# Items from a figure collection

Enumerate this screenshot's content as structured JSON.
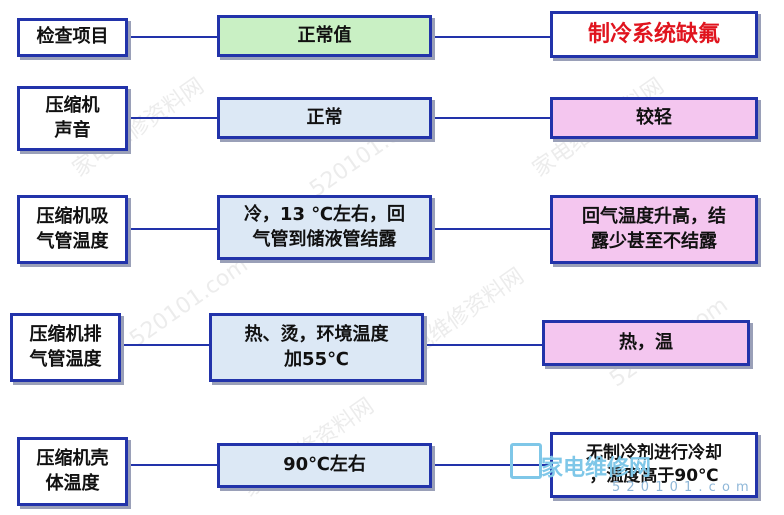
{
  "rows": [
    {
      "c1": "检查项目",
      "c2": "正常值",
      "c3": "制冷系统缺氟"
    },
    {
      "c1": "压缩机\n声音",
      "c2": "正常",
      "c3": "较轻"
    },
    {
      "c1": "压缩机吸\n气管温度",
      "c2": "冷，13 ℃左右，回\n气管到储液管结露",
      "c3": "回气温度升高，结\n露少甚至不结露"
    },
    {
      "c1": "压缩机排\n气管温度",
      "c2": "热、烫，环境温度\n加55℃",
      "c3": "热，温"
    },
    {
      "c1": "压缩机壳\n体温度",
      "c2": "90℃左右",
      "c3": "无制冷剂进行冷却\n，温度高于90℃"
    }
  ],
  "watermark": {
    "text_cn": "家电维修资料网",
    "url": "520101.com",
    "logo_text": "家电维修网",
    "logo_url": "5 2 0 1 0 1 . c o m"
  },
  "colors": {
    "border": "#2233aa",
    "connector": "#2233aa",
    "header_mid": "#c9f0c4",
    "header_right_text": "#e0141e",
    "mid_fill": "#dce8f5",
    "right_fill": "#f4c6ef"
  }
}
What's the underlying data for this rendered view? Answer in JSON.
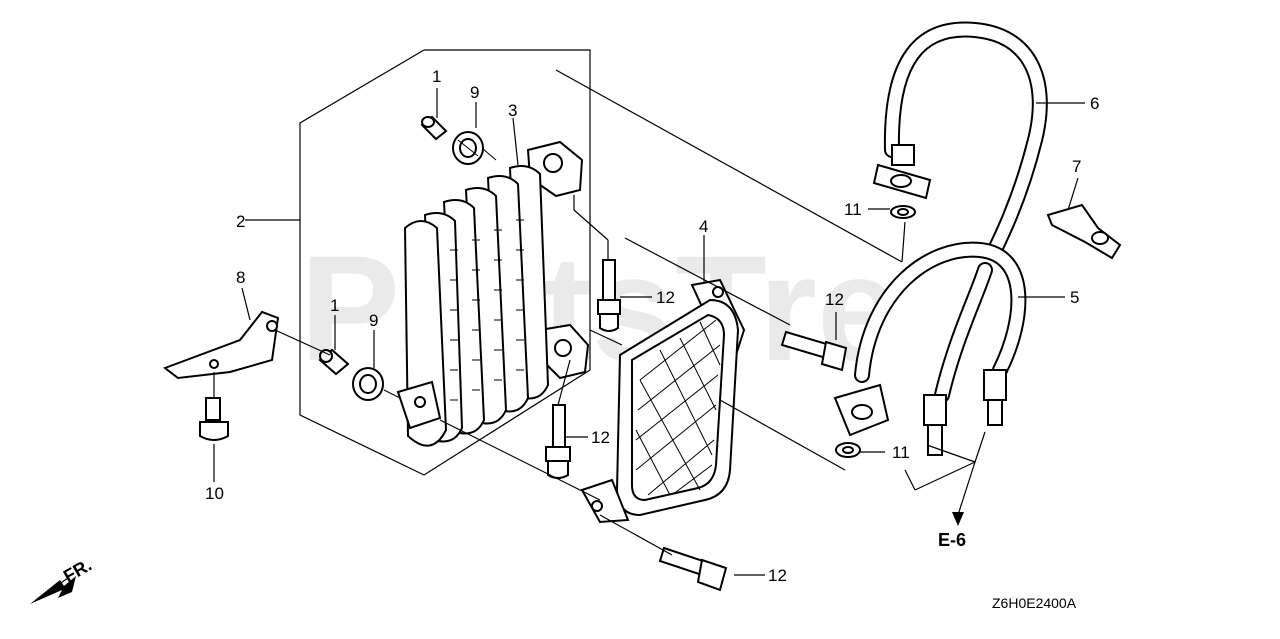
{
  "watermark": "PartsTree",
  "callouts": [
    {
      "id": "c1a",
      "text": "1"
    },
    {
      "id": "c9a",
      "text": "9"
    },
    {
      "id": "c3",
      "text": "3"
    },
    {
      "id": "c2",
      "text": "2"
    },
    {
      "id": "c8",
      "text": "8"
    },
    {
      "id": "c1b",
      "text": "1"
    },
    {
      "id": "c9b",
      "text": "9"
    },
    {
      "id": "c10",
      "text": "10"
    },
    {
      "id": "c12a",
      "text": "12"
    },
    {
      "id": "c12b",
      "text": "12"
    },
    {
      "id": "c4",
      "text": "4"
    },
    {
      "id": "c12c",
      "text": "12"
    },
    {
      "id": "c12d",
      "text": "12"
    },
    {
      "id": "c6",
      "text": "6"
    },
    {
      "id": "c7",
      "text": "7"
    },
    {
      "id": "c11a",
      "text": "11"
    },
    {
      "id": "c5",
      "text": "5"
    },
    {
      "id": "c11b",
      "text": "11"
    }
  ],
  "reference": "E-6",
  "front_marker": "FR.",
  "diagram_code": "Z6H0E2400A"
}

# Set task
Copy out each line in the preceding records that contains "this".

# Final result
Enumerate this screenshot's content as structured JSON.
What's the underlying data for this rendered view? Answer in JSON.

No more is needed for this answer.